Below are some records. How many of their lines contain the string "value"? Give the number only.

(Figure data in JSON)
--- BEGIN ---
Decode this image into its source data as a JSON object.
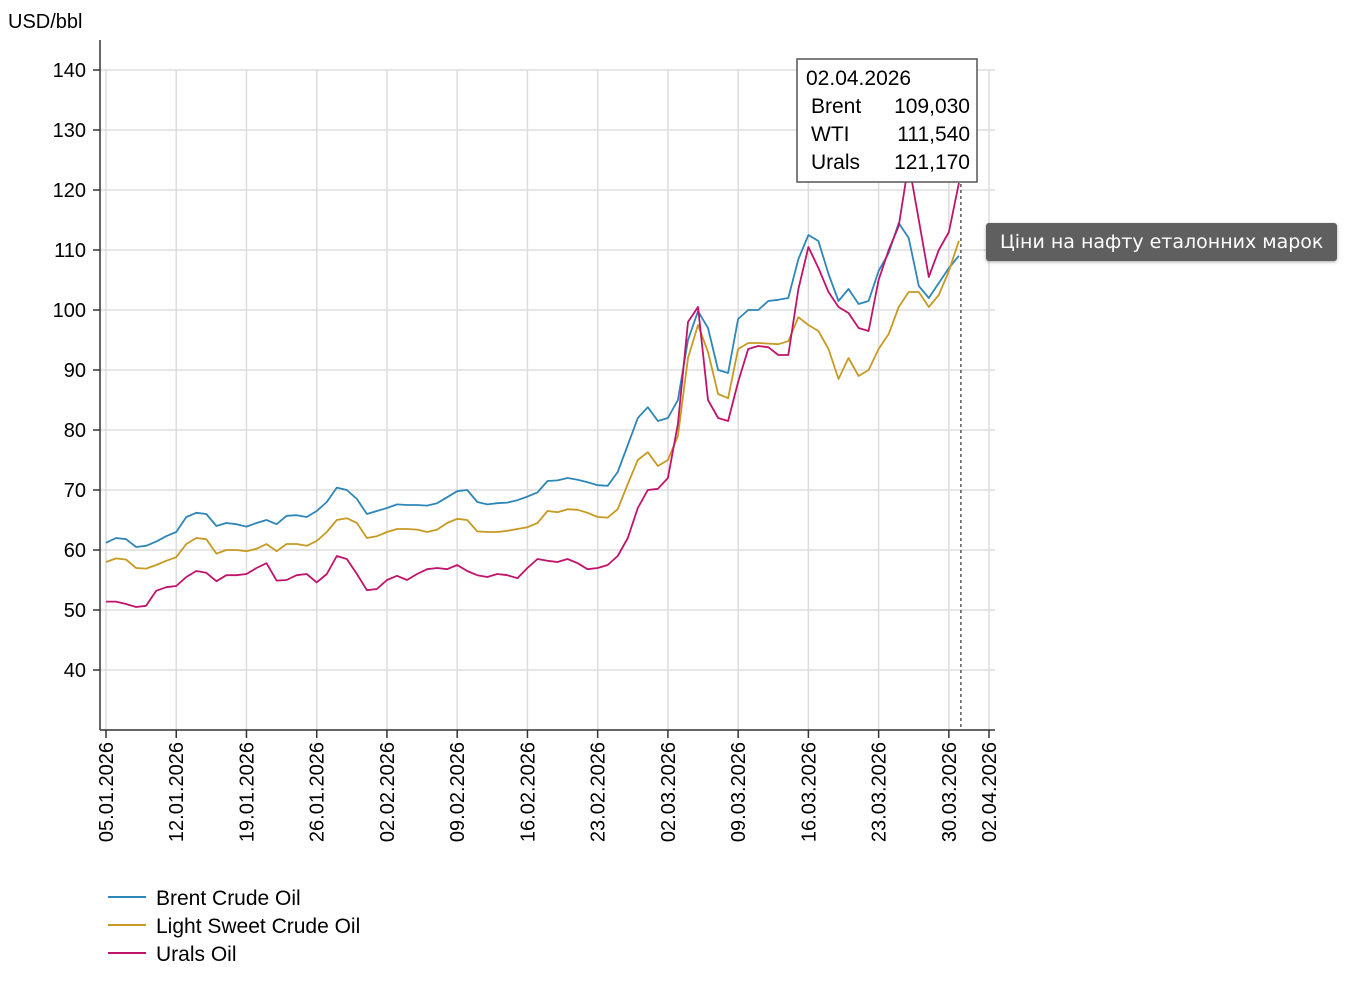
{
  "chart_data": {
    "type": "line",
    "ylabel": "USD/bbl",
    "ylim": [
      30,
      140
    ],
    "yticks": [
      40,
      50,
      60,
      70,
      80,
      90,
      100,
      110,
      120,
      130,
      140
    ],
    "x_tick_labels": [
      "05.01.2026",
      "12.01.2026",
      "19.01.2026",
      "26.01.2026",
      "02.02.2026",
      "09.02.2026",
      "16.02.2026",
      "23.02.2026",
      "02.03.2026",
      "09.03.2026",
      "16.03.2026",
      "23.03.2026",
      "30.03.2026",
      "02.04.2026"
    ],
    "x_range_days": [
      0,
      88
    ],
    "x_tick_days": [
      0,
      7,
      14,
      21,
      28,
      35,
      42,
      49,
      56,
      63,
      70,
      77,
      84,
      88
    ],
    "series": [
      {
        "name": "Brent Crude Oil",
        "short": "Brent",
        "color": "#2f86b8",
        "points": [
          [
            0,
            61.2
          ],
          [
            1,
            62
          ],
          [
            2,
            61.8
          ],
          [
            3,
            60.5
          ],
          [
            4,
            60.7
          ],
          [
            5,
            61.4
          ],
          [
            6,
            62.3
          ],
          [
            7,
            63
          ],
          [
            8,
            65.5
          ],
          [
            9,
            66.2
          ],
          [
            10,
            66
          ],
          [
            11,
            64
          ],
          [
            12,
            64.5
          ],
          [
            13,
            64.3
          ],
          [
            14,
            63.9
          ],
          [
            15,
            64.5
          ],
          [
            16,
            65
          ],
          [
            17,
            64.3
          ],
          [
            18,
            65.7
          ],
          [
            19,
            65.8
          ],
          [
            20,
            65.5
          ],
          [
            21,
            66.5
          ],
          [
            22,
            68
          ],
          [
            23,
            70.4
          ],
          [
            24,
            70
          ],
          [
            25,
            68.5
          ],
          [
            26,
            66
          ],
          [
            27,
            66.5
          ],
          [
            28,
            67
          ],
          [
            29,
            67.6
          ],
          [
            30,
            67.5
          ],
          [
            31,
            67.5
          ],
          [
            32,
            67.4
          ],
          [
            33,
            67.8
          ],
          [
            34,
            68.8
          ],
          [
            35,
            69.8
          ],
          [
            36,
            70
          ],
          [
            37,
            68
          ],
          [
            38,
            67.6
          ],
          [
            39,
            67.8
          ],
          [
            40,
            67.9
          ],
          [
            41,
            68.3
          ],
          [
            42,
            68.9
          ],
          [
            43,
            69.6
          ],
          [
            44,
            71.5
          ],
          [
            45,
            71.6
          ],
          [
            46,
            72
          ],
          [
            47,
            71.7
          ],
          [
            48,
            71.3
          ],
          [
            49,
            70.8
          ],
          [
            50,
            70.7
          ],
          [
            51,
            73
          ],
          [
            52,
            77.5
          ],
          [
            53,
            82
          ],
          [
            54,
            83.8
          ],
          [
            55,
            81.5
          ],
          [
            56,
            82
          ],
          [
            57,
            85
          ],
          [
            58,
            95
          ],
          [
            59,
            99.8
          ],
          [
            60,
            97
          ],
          [
            61,
            90
          ],
          [
            62,
            89.5
          ],
          [
            63,
            98.5
          ],
          [
            64,
            100
          ],
          [
            65,
            100
          ],
          [
            66,
            101.5
          ],
          [
            67,
            101.7
          ],
          [
            68,
            102
          ],
          [
            69,
            108.5
          ],
          [
            70,
            112.5
          ],
          [
            71,
            111.5
          ],
          [
            72,
            106
          ],
          [
            73,
            101.5
          ],
          [
            74,
            103.5
          ],
          [
            75,
            101
          ],
          [
            76,
            101.5
          ],
          [
            77,
            106.5
          ],
          [
            78,
            109.5
          ],
          [
            79,
            114.5
          ],
          [
            80,
            112
          ],
          [
            81,
            104
          ],
          [
            82,
            102
          ],
          [
            83,
            104.5
          ],
          [
            84,
            107
          ],
          [
            85,
            109.03
          ]
        ]
      },
      {
        "name": "Light Sweet Crude Oil",
        "short": "WTI",
        "color": "#c79a24",
        "points": [
          [
            0,
            58
          ],
          [
            1,
            58.6
          ],
          [
            2,
            58.4
          ],
          [
            3,
            57
          ],
          [
            4,
            56.9
          ],
          [
            5,
            57.5
          ],
          [
            6,
            58.2
          ],
          [
            7,
            58.8
          ],
          [
            8,
            61
          ],
          [
            9,
            62
          ],
          [
            10,
            61.8
          ],
          [
            11,
            59.4
          ],
          [
            12,
            60
          ],
          [
            13,
            60
          ],
          [
            14,
            59.8
          ],
          [
            15,
            60.2
          ],
          [
            16,
            61
          ],
          [
            17,
            59.8
          ],
          [
            18,
            61
          ],
          [
            19,
            61
          ],
          [
            20,
            60.7
          ],
          [
            21,
            61.5
          ],
          [
            22,
            63
          ],
          [
            23,
            65
          ],
          [
            24,
            65.3
          ],
          [
            25,
            64.5
          ],
          [
            26,
            62
          ],
          [
            27,
            62.3
          ],
          [
            28,
            63
          ],
          [
            29,
            63.5
          ],
          [
            30,
            63.5
          ],
          [
            31,
            63.4
          ],
          [
            32,
            63
          ],
          [
            33,
            63.4
          ],
          [
            34,
            64.5
          ],
          [
            35,
            65.2
          ],
          [
            36,
            65
          ],
          [
            37,
            63.1
          ],
          [
            38,
            63
          ],
          [
            39,
            63
          ],
          [
            40,
            63.2
          ],
          [
            41,
            63.5
          ],
          [
            42,
            63.8
          ],
          [
            43,
            64.5
          ],
          [
            44,
            66.5
          ],
          [
            45,
            66.3
          ],
          [
            46,
            66.8
          ],
          [
            47,
            66.7
          ],
          [
            48,
            66.2
          ],
          [
            49,
            65.5
          ],
          [
            50,
            65.4
          ],
          [
            51,
            66.8
          ],
          [
            52,
            71
          ],
          [
            53,
            75
          ],
          [
            54,
            76.3
          ],
          [
            55,
            74
          ],
          [
            56,
            75
          ],
          [
            57,
            79
          ],
          [
            58,
            92
          ],
          [
            59,
            97.5
          ],
          [
            60,
            93
          ],
          [
            61,
            86
          ],
          [
            62,
            85.3
          ],
          [
            63,
            93.5
          ],
          [
            64,
            94.5
          ],
          [
            65,
            94.5
          ],
          [
            66,
            94.4
          ],
          [
            67,
            94.3
          ],
          [
            68,
            94.8
          ],
          [
            69,
            98.8
          ],
          [
            70,
            97.5
          ],
          [
            71,
            96.5
          ],
          [
            72,
            93.5
          ],
          [
            73,
            88.5
          ],
          [
            74,
            92
          ],
          [
            75,
            89
          ],
          [
            76,
            90
          ],
          [
            77,
            93.5
          ],
          [
            78,
            96
          ],
          [
            79,
            100.5
          ],
          [
            80,
            103
          ],
          [
            81,
            103
          ],
          [
            82,
            100.5
          ],
          [
            83,
            102.5
          ],
          [
            84,
            106.5
          ],
          [
            85,
            111.54
          ]
        ]
      },
      {
        "name": "Urals Oil",
        "short": "Urals",
        "color": "#c0136b",
        "points": [
          [
            0,
            51.4
          ],
          [
            1,
            51.4
          ],
          [
            2,
            51
          ],
          [
            3,
            50.5
          ],
          [
            4,
            50.7
          ],
          [
            5,
            53.2
          ],
          [
            6,
            53.8
          ],
          [
            7,
            54
          ],
          [
            8,
            55.5
          ],
          [
            9,
            56.5
          ],
          [
            10,
            56.2
          ],
          [
            11,
            54.8
          ],
          [
            12,
            55.8
          ],
          [
            13,
            55.8
          ],
          [
            14,
            56
          ],
          [
            15,
            57
          ],
          [
            16,
            57.8
          ],
          [
            17,
            54.9
          ],
          [
            18,
            55
          ],
          [
            19,
            55.8
          ],
          [
            20,
            56
          ],
          [
            21,
            54.6
          ],
          [
            22,
            56
          ],
          [
            23,
            59
          ],
          [
            24,
            58.5
          ],
          [
            25,
            56
          ],
          [
            26,
            53.3
          ],
          [
            27,
            53.5
          ],
          [
            28,
            55
          ],
          [
            29,
            55.7
          ],
          [
            30,
            55
          ],
          [
            31,
            56
          ],
          [
            32,
            56.8
          ],
          [
            33,
            57
          ],
          [
            34,
            56.8
          ],
          [
            35,
            57.5
          ],
          [
            36,
            56.5
          ],
          [
            37,
            55.8
          ],
          [
            38,
            55.5
          ],
          [
            39,
            56
          ],
          [
            40,
            55.8
          ],
          [
            41,
            55.3
          ],
          [
            42,
            57
          ],
          [
            43,
            58.5
          ],
          [
            44,
            58.2
          ],
          [
            45,
            58
          ],
          [
            46,
            58.5
          ],
          [
            47,
            57.8
          ],
          [
            48,
            56.8
          ],
          [
            49,
            57
          ],
          [
            50,
            57.5
          ],
          [
            51,
            59
          ],
          [
            52,
            62
          ],
          [
            53,
            67
          ],
          [
            54,
            70
          ],
          [
            55,
            70.2
          ],
          [
            56,
            72
          ],
          [
            57,
            81
          ],
          [
            58,
            98
          ],
          [
            59,
            100.5
          ],
          [
            60,
            85
          ],
          [
            61,
            82
          ],
          [
            62,
            81.5
          ],
          [
            63,
            88
          ],
          [
            64,
            93.5
          ],
          [
            65,
            94
          ],
          [
            66,
            93.8
          ],
          [
            67,
            92.5
          ],
          [
            68,
            92.5
          ],
          [
            69,
            103.5
          ],
          [
            70,
            110.5
          ],
          [
            71,
            107
          ],
          [
            72,
            103
          ],
          [
            73,
            100.5
          ],
          [
            74,
            99.5
          ],
          [
            75,
            97
          ],
          [
            76,
            96.5
          ],
          [
            77,
            105
          ],
          [
            78,
            110
          ],
          [
            79,
            114
          ],
          [
            80,
            124.5
          ],
          [
            81,
            115
          ],
          [
            82,
            105.5
          ],
          [
            83,
            110
          ],
          [
            84,
            113
          ],
          [
            85,
            121.17
          ]
        ]
      }
    ],
    "tooltip": {
      "date": "02.04.2026",
      "rows": [
        {
          "label": "Brent",
          "value": "109,030"
        },
        {
          "label": "WTI",
          "value": "111,540"
        },
        {
          "label": "Urals",
          "value": "121,170"
        }
      ]
    },
    "hint": "Ціни на нафту еталонних марок"
  }
}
--- END ---
PROBLEM SOLUTION =>
3